=== EXTRACT PROVIDED ===

Lawn shrimps

For some reason, this year there has been an absolute explosion in the number of lawn shrimps around the garden. Every time I move a stone, a log or a plant pot, there will be a crowd of lawn shrimps underneath, along with hordes of woodlice.

Lawn shrimps (also known as wood or land hoppers and scientifically known as Arcitalitrus dorrieni) look very much like sand hoppers except for that the lawn shrimps are very dark in colour. Their bodies are squashed upwards with their rear ends coiled under (like a shrimp) and they tend to list to one side when they try to walk or run. They’re about 1cm to 1.5cm long, not including their antennae and they have a very shiny, almost black appearance.

A lawn shrimp (Arcitalitrus dorrieni) also known as as land hopper or wood hopper

I have only recently discovered that lawn shrimps are relative newcomers to the UK, having arrived in the Scilly Isles in the 1920s (at least that’s when they were first documented). Since then, year by year, the lawn shrimps have been expanding their UK range. Originally, they  came from Australia.

===

→ **EXERCISE 1**:
Answer these from the piece on lawn shrimps:
(a) What other creatures appear in hordes under stones, logs and plant pots?
(b) How long is a lawn shrimp, not counting its antennae?
(c) Where and in what decade were lawn shrimps first documented in the UK?
→ **EXERCISE 2**:
Pick up the piece on lawn shrimps after its final sentence and carry it on with a few more.
None of the lines are needed for this work.

=== SUPPLIED RECORDS ===

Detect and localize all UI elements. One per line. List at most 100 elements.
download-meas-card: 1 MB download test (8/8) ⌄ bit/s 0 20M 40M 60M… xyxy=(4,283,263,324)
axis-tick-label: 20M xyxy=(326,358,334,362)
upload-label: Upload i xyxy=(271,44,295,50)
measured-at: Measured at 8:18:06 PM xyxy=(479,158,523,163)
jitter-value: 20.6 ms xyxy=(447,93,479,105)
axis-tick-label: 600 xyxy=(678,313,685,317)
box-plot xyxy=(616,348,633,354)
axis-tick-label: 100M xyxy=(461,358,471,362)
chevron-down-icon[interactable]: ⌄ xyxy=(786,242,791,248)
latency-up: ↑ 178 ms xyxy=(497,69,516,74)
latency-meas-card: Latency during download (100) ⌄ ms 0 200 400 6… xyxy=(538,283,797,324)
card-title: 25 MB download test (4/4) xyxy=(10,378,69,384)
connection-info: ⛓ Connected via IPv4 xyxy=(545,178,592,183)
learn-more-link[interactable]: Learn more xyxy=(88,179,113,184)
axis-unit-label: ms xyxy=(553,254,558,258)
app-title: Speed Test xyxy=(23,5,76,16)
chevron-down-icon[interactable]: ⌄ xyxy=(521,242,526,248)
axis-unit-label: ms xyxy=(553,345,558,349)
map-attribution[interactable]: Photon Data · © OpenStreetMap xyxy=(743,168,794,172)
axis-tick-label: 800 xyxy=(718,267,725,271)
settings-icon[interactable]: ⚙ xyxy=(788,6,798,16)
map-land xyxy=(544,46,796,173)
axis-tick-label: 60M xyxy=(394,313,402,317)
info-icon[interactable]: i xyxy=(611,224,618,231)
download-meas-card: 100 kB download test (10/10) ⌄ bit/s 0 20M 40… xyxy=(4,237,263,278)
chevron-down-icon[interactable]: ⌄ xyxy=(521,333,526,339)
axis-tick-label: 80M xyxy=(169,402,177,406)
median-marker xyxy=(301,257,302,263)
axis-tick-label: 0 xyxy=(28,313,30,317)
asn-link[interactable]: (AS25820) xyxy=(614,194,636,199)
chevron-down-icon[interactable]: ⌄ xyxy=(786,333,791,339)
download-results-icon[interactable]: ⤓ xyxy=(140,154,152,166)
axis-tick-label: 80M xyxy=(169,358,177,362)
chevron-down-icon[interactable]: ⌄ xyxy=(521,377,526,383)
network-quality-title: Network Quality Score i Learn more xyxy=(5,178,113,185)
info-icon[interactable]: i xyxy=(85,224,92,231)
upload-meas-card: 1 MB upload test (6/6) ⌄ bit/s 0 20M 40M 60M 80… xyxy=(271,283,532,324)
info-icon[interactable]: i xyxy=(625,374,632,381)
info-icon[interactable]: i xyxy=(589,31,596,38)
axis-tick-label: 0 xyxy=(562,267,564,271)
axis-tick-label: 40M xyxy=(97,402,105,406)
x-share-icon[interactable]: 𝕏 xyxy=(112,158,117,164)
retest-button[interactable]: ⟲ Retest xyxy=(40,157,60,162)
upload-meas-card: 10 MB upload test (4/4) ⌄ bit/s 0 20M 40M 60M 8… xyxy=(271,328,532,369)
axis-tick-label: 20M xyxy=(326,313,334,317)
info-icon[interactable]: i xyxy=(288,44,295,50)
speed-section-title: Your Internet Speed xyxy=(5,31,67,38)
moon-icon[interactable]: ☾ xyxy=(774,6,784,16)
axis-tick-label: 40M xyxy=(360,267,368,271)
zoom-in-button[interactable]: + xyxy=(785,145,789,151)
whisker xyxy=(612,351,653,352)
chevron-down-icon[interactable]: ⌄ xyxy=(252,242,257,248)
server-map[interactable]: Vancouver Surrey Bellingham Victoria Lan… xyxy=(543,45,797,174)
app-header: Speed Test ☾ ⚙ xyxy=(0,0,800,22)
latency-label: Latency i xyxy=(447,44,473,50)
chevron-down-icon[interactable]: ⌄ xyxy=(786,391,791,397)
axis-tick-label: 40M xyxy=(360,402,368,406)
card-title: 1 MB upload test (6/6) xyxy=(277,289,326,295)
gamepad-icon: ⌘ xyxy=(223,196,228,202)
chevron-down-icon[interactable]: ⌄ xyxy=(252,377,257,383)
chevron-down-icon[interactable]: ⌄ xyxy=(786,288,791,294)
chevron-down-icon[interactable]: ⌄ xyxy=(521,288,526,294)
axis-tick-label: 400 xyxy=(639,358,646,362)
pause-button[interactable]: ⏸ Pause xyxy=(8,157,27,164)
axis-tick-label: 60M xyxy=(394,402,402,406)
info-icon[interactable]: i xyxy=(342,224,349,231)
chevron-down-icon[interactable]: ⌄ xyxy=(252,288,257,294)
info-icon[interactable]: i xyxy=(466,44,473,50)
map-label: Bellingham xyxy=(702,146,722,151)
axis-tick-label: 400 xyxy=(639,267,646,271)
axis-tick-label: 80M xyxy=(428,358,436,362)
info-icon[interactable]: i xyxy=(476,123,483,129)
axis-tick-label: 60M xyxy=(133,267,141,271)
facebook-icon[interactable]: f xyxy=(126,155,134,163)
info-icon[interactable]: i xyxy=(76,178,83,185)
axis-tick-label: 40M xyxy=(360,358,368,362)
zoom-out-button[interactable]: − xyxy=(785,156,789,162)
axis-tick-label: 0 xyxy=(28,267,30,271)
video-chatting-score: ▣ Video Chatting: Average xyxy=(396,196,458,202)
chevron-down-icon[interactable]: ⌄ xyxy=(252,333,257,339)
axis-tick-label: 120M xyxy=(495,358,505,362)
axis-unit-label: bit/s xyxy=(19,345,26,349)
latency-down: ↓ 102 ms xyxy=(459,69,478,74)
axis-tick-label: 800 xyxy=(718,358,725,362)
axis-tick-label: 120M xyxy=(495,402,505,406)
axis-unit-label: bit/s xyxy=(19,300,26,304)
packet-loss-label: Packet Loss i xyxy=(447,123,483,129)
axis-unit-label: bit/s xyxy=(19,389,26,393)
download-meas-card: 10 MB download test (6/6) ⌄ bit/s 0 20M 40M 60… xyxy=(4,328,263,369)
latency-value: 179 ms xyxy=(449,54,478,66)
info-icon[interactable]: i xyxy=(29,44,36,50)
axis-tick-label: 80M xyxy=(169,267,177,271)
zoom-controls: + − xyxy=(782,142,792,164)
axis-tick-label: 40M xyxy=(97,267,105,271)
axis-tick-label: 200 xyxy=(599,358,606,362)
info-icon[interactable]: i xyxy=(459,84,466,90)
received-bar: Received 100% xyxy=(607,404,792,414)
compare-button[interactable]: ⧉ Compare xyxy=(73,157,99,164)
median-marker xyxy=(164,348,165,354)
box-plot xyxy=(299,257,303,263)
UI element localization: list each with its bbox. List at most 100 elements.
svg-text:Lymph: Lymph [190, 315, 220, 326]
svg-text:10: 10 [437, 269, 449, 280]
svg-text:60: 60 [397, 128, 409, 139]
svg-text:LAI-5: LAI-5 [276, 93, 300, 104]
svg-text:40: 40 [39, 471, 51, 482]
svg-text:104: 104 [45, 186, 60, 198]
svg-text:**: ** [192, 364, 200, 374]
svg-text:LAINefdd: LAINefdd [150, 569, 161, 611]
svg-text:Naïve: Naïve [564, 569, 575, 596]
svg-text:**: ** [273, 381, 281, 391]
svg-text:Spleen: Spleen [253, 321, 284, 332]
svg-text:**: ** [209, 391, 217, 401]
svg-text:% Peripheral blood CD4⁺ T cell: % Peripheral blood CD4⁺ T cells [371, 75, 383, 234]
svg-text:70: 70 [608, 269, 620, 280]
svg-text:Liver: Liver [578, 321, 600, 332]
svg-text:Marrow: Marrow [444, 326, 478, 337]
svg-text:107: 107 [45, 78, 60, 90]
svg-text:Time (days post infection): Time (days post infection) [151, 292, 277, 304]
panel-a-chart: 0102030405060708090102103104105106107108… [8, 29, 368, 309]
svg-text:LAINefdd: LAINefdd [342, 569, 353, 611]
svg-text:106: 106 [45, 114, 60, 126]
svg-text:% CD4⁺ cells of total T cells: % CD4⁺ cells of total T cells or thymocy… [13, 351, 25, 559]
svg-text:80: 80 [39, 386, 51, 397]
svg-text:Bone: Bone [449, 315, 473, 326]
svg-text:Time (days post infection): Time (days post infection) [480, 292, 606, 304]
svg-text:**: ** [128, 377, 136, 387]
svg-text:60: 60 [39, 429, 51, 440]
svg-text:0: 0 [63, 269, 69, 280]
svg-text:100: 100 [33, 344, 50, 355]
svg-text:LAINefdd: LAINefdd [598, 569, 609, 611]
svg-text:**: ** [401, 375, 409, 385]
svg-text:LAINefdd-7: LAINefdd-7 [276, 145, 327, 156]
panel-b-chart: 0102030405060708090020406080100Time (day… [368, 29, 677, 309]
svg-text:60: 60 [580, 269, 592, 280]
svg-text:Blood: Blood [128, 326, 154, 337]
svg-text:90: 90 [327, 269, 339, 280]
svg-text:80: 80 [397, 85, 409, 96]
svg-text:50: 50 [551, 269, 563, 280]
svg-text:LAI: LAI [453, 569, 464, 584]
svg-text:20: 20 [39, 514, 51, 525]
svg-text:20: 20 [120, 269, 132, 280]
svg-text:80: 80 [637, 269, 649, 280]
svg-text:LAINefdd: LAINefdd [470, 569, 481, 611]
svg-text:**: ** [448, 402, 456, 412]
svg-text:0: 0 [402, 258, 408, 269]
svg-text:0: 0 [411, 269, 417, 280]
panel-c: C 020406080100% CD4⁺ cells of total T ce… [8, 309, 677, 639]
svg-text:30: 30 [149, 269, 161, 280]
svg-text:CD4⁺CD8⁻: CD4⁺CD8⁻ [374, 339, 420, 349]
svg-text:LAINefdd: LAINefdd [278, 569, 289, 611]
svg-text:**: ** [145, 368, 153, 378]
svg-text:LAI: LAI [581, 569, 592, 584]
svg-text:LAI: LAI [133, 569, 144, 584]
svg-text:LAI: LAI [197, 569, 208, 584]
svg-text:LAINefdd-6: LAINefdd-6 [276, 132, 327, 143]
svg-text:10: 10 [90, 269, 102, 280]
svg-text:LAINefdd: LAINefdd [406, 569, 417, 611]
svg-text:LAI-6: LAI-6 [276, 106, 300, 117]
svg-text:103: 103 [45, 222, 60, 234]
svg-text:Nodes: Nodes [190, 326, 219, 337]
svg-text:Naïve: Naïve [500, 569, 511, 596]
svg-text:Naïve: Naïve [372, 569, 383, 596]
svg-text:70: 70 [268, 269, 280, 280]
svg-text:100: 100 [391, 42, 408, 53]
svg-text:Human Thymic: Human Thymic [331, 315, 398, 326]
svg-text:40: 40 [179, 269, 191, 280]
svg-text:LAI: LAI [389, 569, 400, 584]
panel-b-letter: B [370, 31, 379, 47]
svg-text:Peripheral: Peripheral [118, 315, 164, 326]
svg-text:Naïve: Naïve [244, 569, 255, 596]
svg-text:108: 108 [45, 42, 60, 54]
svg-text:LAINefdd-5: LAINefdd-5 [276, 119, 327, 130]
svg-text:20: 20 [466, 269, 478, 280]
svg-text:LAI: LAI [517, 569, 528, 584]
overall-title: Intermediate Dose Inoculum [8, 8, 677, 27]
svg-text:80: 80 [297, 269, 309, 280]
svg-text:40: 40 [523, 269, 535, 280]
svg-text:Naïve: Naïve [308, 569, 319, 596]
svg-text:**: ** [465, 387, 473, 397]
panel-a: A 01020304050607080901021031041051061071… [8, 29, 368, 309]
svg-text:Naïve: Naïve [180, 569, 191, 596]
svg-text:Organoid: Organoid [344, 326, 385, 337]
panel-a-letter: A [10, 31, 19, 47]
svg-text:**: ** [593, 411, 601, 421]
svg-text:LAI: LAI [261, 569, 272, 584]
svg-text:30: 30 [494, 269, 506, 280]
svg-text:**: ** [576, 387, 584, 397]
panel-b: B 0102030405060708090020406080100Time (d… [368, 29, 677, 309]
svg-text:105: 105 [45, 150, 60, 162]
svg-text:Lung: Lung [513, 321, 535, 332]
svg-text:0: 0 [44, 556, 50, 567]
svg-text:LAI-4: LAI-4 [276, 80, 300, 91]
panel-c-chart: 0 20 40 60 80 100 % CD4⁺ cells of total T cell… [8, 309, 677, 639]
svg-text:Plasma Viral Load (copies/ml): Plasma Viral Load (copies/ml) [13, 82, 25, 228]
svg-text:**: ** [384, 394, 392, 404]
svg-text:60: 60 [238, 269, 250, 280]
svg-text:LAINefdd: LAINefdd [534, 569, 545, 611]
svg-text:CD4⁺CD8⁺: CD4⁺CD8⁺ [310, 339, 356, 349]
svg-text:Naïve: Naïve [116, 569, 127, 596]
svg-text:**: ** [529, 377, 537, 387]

===

→ **RESPONSE BOX 1**:
(a) Woodlice.
(b) About 1cm to 1.5cm.
(c) In the Scilly Isles, in the 1920s.

→ **RESPONSE BOX 2**:
Blackbirds and robins love to eat these little hoppers – if they notice me move something and see the hoppers, the birds will dive down to gobble them up.

Lawn shrimp – they are devilish to photograph because as soon as they’re exposed to the light they start skittering and leaping to try and find cover again

I used to think that lawn shrimps were a kind of springtail (Collembola spp), simply because they spring, not for any taxonomic reason. I’ve even been to workshops where that’s what the shrimps have been called. In fact the lawn shrimp is most closely related to the sand hoppers that it so closely resembles. Like the sandhopper the lawn shrimp feeds on decaying material. It’s not a garden pest and is unlikely to do any harm.